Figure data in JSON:
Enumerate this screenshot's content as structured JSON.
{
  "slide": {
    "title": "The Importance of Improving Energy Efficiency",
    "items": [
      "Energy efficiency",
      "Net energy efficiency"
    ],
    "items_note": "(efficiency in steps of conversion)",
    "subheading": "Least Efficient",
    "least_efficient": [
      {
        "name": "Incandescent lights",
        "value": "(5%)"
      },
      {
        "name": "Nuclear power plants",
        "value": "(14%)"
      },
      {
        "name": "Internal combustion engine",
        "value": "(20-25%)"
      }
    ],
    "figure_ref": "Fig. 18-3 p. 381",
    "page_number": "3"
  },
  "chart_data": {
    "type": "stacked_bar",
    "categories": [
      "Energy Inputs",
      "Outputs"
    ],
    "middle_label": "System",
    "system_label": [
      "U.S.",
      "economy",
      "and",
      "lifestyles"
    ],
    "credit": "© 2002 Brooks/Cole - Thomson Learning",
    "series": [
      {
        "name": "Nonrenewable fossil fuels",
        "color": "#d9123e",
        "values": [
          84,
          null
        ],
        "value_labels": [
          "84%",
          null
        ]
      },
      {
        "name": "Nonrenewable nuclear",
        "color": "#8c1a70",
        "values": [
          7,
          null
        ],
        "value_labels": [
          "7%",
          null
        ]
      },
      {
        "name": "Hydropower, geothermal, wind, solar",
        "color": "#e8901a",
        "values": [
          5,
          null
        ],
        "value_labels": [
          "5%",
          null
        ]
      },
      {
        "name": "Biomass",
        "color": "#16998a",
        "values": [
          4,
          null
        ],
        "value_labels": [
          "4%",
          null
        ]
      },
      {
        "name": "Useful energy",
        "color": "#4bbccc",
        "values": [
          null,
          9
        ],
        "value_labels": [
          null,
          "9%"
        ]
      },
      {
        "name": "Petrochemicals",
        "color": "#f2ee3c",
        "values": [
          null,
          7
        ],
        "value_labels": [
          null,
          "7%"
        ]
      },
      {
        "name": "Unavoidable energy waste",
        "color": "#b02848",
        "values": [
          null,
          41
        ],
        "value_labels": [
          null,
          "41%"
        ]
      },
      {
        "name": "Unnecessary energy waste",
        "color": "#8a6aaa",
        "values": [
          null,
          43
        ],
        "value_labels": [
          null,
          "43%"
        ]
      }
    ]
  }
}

EXERCISE REQUIREMENTS
Take the entries and copy them out exactly.

TASK RESPONSE
Enumerate this screenshot's content as structured JSON.
{
  "slide": {
    "title": "The Importance of Improving Energy Efficiency",
    "items": [
      "Energy efficiency",
      "Net energy efficiency"
    ],
    "items_note": "(efficiency in steps of conversion)",
    "subheading": "Least Efficient",
    "least_efficient": [
      {
        "name": "Incandescent lights",
        "value": "(5%)"
      },
      {
        "name": "Nuclear power plants",
        "value": "(14%)"
      },
      {
        "name": "Internal combustion engine",
        "value": "(20-25%)"
      }
    ],
    "figure_ref": "Fig. 18-3 p. 381",
    "page_number": "3"
  },
  "chart_data": {
    "type": "stacked_bar",
    "categories": [
      "Energy Inputs",
      "Outputs"
    ],
    "middle_label": "System",
    "system_label": [
      "U.S.",
      "economy",
      "and",
      "lifestyles"
    ],
    "credit": "© 2002 Brooks/Cole - Thomson Learning",
    "series": [
      {
        "name": "Nonrenewable fossil fuels",
        "color": "#d9123e",
        "values": [
          84,
          null
        ],
        "value_labels": [
          "84%",
          null
        ]
      },
      {
        "name": "Nonrenewable nuclear",
        "color": "#8c1a70",
        "values": [
          7,
          null
        ],
        "value_labels": [
          "7%",
          null
        ]
      },
      {
        "name": "Hydropower, geothermal, wind, solar",
        "color": "#e8901a",
        "values": [
          5,
          null
        ],
        "value_labels": [
          "5%",
          null
        ]
      },
      {
        "name": "Biomass",
        "color": "#16998a",
        "values": [
          4,
          null
        ],
        "value_labels": [
          "4%",
          null
        ]
      },
      {
        "name": "Useful energy",
        "color": "#4bbccc",
        "values": [
          null,
          9
        ],
        "value_labels": [
          null,
          "9%"
        ]
      },
      {
        "name": "Petrochemicals",
        "color": "#f2ee3c",
        "values": [
          null,
          7
        ],
        "value_labels": [
          null,
          "7%"
        ]
      },
      {
        "name": "Unavoidable energy waste",
        "color": "#b02848",
        "values": [
          null,
          41
        ],
        "value_labels": [
          null,
          "41%"
        ]
      },
      {
        "name": "Unnecessary energy waste",
        "color": "#8a6aaa",
        "values": [
          null,
          43
        ],
        "value_labels": [
          null,
          "43%"
        ]
      }
    ]
  }
}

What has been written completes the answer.